- _WHAT NEEDS TO BE DONE_:
In the copy, include every entry exactly but none of the images.

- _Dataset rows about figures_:
——————

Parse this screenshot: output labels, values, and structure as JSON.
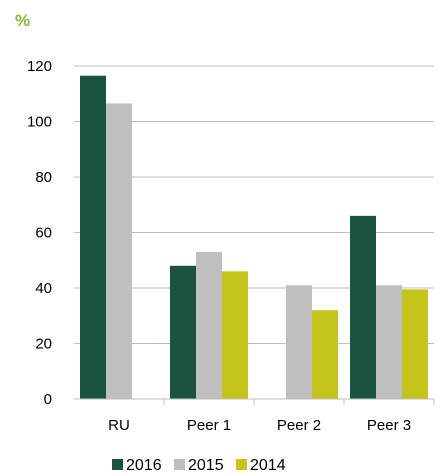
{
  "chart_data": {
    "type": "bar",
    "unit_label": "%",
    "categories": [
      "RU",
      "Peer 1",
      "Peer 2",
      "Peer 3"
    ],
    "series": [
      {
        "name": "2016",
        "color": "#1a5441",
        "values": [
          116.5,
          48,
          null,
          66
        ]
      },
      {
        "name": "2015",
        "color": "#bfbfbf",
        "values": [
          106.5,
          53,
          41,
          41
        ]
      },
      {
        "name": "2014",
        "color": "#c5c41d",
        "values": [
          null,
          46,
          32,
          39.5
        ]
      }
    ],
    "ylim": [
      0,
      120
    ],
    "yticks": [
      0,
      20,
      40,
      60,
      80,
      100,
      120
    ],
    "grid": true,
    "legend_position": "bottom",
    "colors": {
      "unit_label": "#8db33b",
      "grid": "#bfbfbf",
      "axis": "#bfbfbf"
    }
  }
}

——————

- _EXERCISE RESPONSE_:
Parse this screenshot: output labels, values, and structure as JSON.
{
  "chart_data": {
    "type": "bar",
    "unit_label": "%",
    "categories": [
      "RU",
      "Peer 1",
      "Peer 2",
      "Peer 3"
    ],
    "series": [
      {
        "name": "2016",
        "color": "#1a5441",
        "values": [
          116.5,
          48,
          null,
          66
        ]
      },
      {
        "name": "2015",
        "color": "#bfbfbf",
        "values": [
          106.5,
          53,
          41,
          41
        ]
      },
      {
        "name": "2014",
        "color": "#c5c41d",
        "values": [
          null,
          46,
          32,
          39.5
        ]
      }
    ],
    "ylim": [
      0,
      120
    ],
    "yticks": [
      0,
      20,
      40,
      60,
      80,
      100,
      120
    ],
    "grid": true,
    "legend_position": "bottom",
    "colors": {
      "unit_label": "#8db33b",
      "grid": "#bfbfbf",
      "axis": "#bfbfbf"
    }
  }
}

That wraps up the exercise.